## WORK TO BE COMPLETED
Your task is to extract every entry that follows word for word while excluding the pictures.

## RECORDS SHOWN
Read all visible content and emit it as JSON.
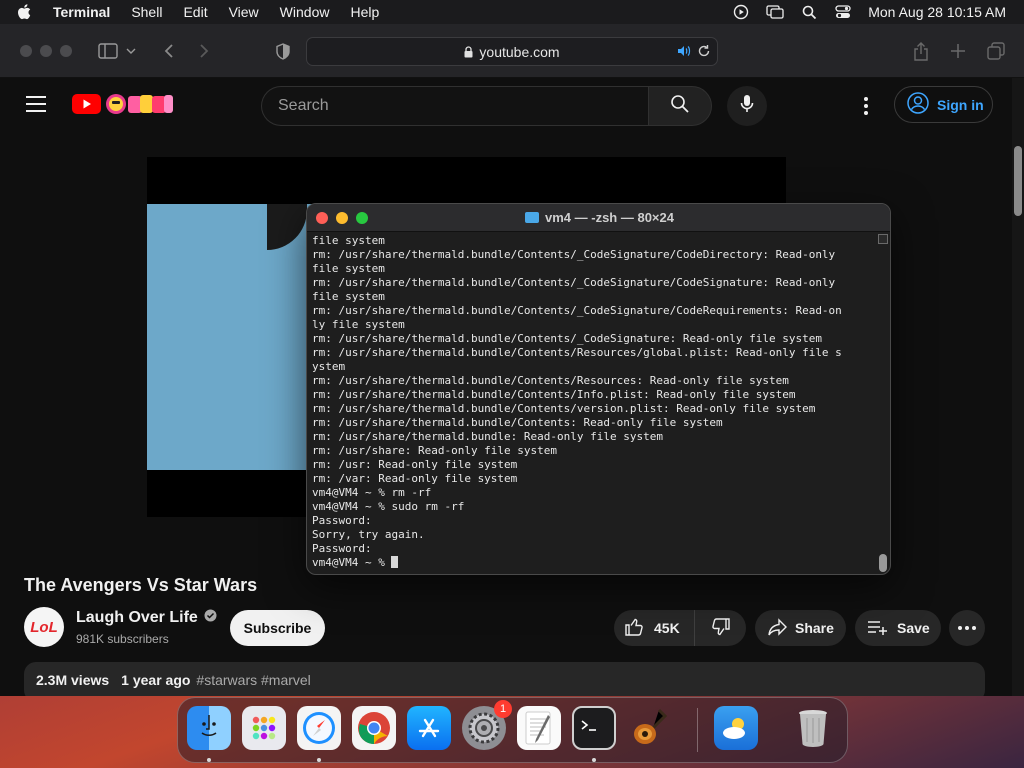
{
  "menubar": {
    "app_name": "Terminal",
    "items": [
      "Shell",
      "Edit",
      "View",
      "Window",
      "Help"
    ],
    "clock": "Mon Aug 28  10:15 AM"
  },
  "browser": {
    "url": "youtube.com"
  },
  "youtube": {
    "search_placeholder": "Search",
    "signin_label": "Sign in",
    "video_title": "The Avengers Vs Star Wars",
    "channel_name": "Laugh Over Life",
    "channel_avatar_text": "LoL",
    "subscribers": "981K subscribers",
    "subscribe_label": "Subscribe",
    "likes": "45K",
    "share_label": "Share",
    "save_label": "Save",
    "views": "2.3M views",
    "age": "1 year ago",
    "tags": "#starwars #marvel"
  },
  "terminal": {
    "title": "vm4 — -zsh — 80×24",
    "lines": [
      "file system",
      "rm: /usr/share/thermald.bundle/Contents/_CodeSignature/CodeDirectory: Read-only",
      "file system",
      "rm: /usr/share/thermald.bundle/Contents/_CodeSignature/CodeSignature: Read-only",
      "file system",
      "rm: /usr/share/thermald.bundle/Contents/_CodeSignature/CodeRequirements: Read-on",
      "ly file system",
      "rm: /usr/share/thermald.bundle/Contents/_CodeSignature: Read-only file system",
      "rm: /usr/share/thermald.bundle/Contents/Resources/global.plist: Read-only file s",
      "ystem",
      "rm: /usr/share/thermald.bundle/Contents/Resources: Read-only file system",
      "rm: /usr/share/thermald.bundle/Contents/Info.plist: Read-only file system",
      "rm: /usr/share/thermald.bundle/Contents/version.plist: Read-only file system",
      "rm: /usr/share/thermald.bundle/Contents: Read-only file system",
      "rm: /usr/share/thermald.bundle: Read-only file system",
      "rm: /usr/share: Read-only file system",
      "rm: /usr: Read-only file system",
      "rm: /var: Read-only file system",
      "vm4@VM4 ~ % rm -rf",
      "vm4@VM4 ~ % sudo rm -rf",
      "Password:",
      "Sorry, try again.",
      "Password:",
      "vm4@VM4 ~ % "
    ]
  },
  "dock": {
    "apps": [
      "finder",
      "launchpad",
      "safari",
      "chrome",
      "app-store",
      "system-settings",
      "textedit",
      "terminal",
      "garageband",
      "weather",
      "trash"
    ],
    "settings_badge": "1"
  }
}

## ANSWER BELOW
Read all visible content and emit it as JSON.
{
  "menubar": {
    "app_name": "Terminal",
    "items": [
      "Shell",
      "Edit",
      "View",
      "Window",
      "Help"
    ],
    "clock": "Mon Aug 28  10:15 AM"
  },
  "browser": {
    "url": "youtube.com"
  },
  "youtube": {
    "search_placeholder": "Search",
    "signin_label": "Sign in",
    "video_title": "The Avengers Vs Star Wars",
    "channel_name": "Laugh Over Life",
    "channel_avatar_text": "LoL",
    "subscribers": "981K subscribers",
    "subscribe_label": "Subscribe",
    "likes": "45K",
    "share_label": "Share",
    "save_label": "Save",
    "views": "2.3M views",
    "age": "1 year ago",
    "tags": "#starwars #marvel"
  },
  "terminal": {
    "title": "vm4 — -zsh — 80×24",
    "lines": [
      "file system",
      "rm: /usr/share/thermald.bundle/Contents/_CodeSignature/CodeDirectory: Read-only",
      "file system",
      "rm: /usr/share/thermald.bundle/Contents/_CodeSignature/CodeSignature: Read-only",
      "file system",
      "rm: /usr/share/thermald.bundle/Contents/_CodeSignature/CodeRequirements: Read-on",
      "ly file system",
      "rm: /usr/share/thermald.bundle/Contents/_CodeSignature: Read-only file system",
      "rm: /usr/share/thermald.bundle/Contents/Resources/global.plist: Read-only file s",
      "ystem",
      "rm: /usr/share/thermald.bundle/Contents/Resources: Read-only file system",
      "rm: /usr/share/thermald.bundle/Contents/Info.plist: Read-only file system",
      "rm: /usr/share/thermald.bundle/Contents/version.plist: Read-only file system",
      "rm: /usr/share/thermald.bundle/Contents: Read-only file system",
      "rm: /usr/share/thermald.bundle: Read-only file system",
      "rm: /usr/share: Read-only file system",
      "rm: /usr: Read-only file system",
      "rm: /var: Read-only file system",
      "vm4@VM4 ~ % rm -rf",
      "vm4@VM4 ~ % sudo rm -rf",
      "Password:",
      "Sorry, try again.",
      "Password:",
      "vm4@VM4 ~ % "
    ]
  },
  "dock": {
    "apps": [
      "finder",
      "launchpad",
      "safari",
      "chrome",
      "app-store",
      "system-settings",
      "textedit",
      "terminal",
      "garageband",
      "weather",
      "trash"
    ],
    "settings_badge": "1"
  }
}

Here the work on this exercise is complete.